In the records below, tally every line containing "name". Report only the total.

# Supplied records:
===

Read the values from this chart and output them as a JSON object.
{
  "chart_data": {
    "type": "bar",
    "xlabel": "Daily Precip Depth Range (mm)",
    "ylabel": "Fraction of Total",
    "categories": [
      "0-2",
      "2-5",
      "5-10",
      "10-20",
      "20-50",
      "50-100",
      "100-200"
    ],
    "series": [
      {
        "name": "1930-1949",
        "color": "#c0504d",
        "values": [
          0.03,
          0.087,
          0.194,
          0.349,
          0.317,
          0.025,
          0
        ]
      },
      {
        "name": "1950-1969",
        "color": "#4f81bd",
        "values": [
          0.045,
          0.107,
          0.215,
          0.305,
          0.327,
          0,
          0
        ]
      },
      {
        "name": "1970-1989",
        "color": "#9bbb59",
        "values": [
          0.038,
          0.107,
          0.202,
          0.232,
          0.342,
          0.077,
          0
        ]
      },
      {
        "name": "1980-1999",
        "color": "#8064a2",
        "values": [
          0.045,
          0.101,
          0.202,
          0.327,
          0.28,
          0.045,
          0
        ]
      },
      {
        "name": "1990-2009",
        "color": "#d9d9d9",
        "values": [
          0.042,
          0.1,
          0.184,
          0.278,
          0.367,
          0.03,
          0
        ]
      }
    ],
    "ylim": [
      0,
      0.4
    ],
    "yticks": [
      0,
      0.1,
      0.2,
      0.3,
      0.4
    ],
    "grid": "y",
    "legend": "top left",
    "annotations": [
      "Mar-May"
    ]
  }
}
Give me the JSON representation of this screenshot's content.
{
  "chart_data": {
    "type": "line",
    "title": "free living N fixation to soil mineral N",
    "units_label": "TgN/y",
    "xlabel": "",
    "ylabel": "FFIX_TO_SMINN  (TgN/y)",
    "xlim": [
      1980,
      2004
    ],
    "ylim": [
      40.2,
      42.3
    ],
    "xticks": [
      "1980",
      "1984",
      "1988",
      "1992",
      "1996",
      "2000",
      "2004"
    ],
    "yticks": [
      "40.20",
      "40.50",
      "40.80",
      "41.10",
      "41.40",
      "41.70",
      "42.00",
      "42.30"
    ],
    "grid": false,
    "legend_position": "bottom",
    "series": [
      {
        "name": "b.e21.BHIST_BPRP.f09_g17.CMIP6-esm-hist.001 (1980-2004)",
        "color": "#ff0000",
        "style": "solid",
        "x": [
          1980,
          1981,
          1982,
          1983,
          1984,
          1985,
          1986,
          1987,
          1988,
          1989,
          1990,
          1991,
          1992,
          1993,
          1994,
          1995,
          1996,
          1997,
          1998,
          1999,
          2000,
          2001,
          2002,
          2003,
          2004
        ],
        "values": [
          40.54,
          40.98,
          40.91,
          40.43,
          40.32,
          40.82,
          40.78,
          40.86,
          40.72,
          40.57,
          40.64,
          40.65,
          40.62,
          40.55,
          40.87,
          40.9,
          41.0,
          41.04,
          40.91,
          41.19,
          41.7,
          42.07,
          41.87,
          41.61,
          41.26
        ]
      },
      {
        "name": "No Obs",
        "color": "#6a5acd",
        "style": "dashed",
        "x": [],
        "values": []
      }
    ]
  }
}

===

# Correct answer:
7